• _Input_
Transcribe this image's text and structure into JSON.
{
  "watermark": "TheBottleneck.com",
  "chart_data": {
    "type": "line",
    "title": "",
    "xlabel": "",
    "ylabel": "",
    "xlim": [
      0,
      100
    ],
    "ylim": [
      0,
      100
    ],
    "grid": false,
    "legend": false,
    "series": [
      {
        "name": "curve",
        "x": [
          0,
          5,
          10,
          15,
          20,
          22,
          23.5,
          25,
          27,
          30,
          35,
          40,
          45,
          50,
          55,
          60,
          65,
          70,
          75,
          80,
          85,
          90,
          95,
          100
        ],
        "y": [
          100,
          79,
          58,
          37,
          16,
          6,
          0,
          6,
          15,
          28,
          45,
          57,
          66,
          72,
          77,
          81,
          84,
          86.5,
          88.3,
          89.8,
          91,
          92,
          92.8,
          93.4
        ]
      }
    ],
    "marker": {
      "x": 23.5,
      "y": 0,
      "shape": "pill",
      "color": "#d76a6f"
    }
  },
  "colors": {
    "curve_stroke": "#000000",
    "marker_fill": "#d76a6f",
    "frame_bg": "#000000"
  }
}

• _What to produce_
Repeat every line of the records above exactly.

• _Answer below_
Transcribe this image's text and structure into JSON.
{
  "watermark": "TheBottleneck.com",
  "chart_data": {
    "type": "line",
    "title": "",
    "xlabel": "",
    "ylabel": "",
    "xlim": [
      0,
      100
    ],
    "ylim": [
      0,
      100
    ],
    "grid": false,
    "legend": false,
    "series": [
      {
        "name": "curve",
        "x": [
          0,
          5,
          10,
          15,
          20,
          22,
          23.5,
          25,
          27,
          30,
          35,
          40,
          45,
          50,
          55,
          60,
          65,
          70,
          75,
          80,
          85,
          90,
          95,
          100
        ],
        "y": [
          100,
          79,
          58,
          37,
          16,
          6,
          0,
          6,
          15,
          28,
          45,
          57,
          66,
          72,
          77,
          81,
          84,
          86.5,
          88.3,
          89.8,
          91,
          92,
          92.8,
          93.4
        ]
      }
    ],
    "marker": {
      "x": 23.5,
      "y": 0,
      "shape": "pill",
      "color": "#d76a6f"
    }
  },
  "colors": {
    "curve_stroke": "#000000",
    "marker_fill": "#d76a6f",
    "frame_bg": "#000000"
  }
}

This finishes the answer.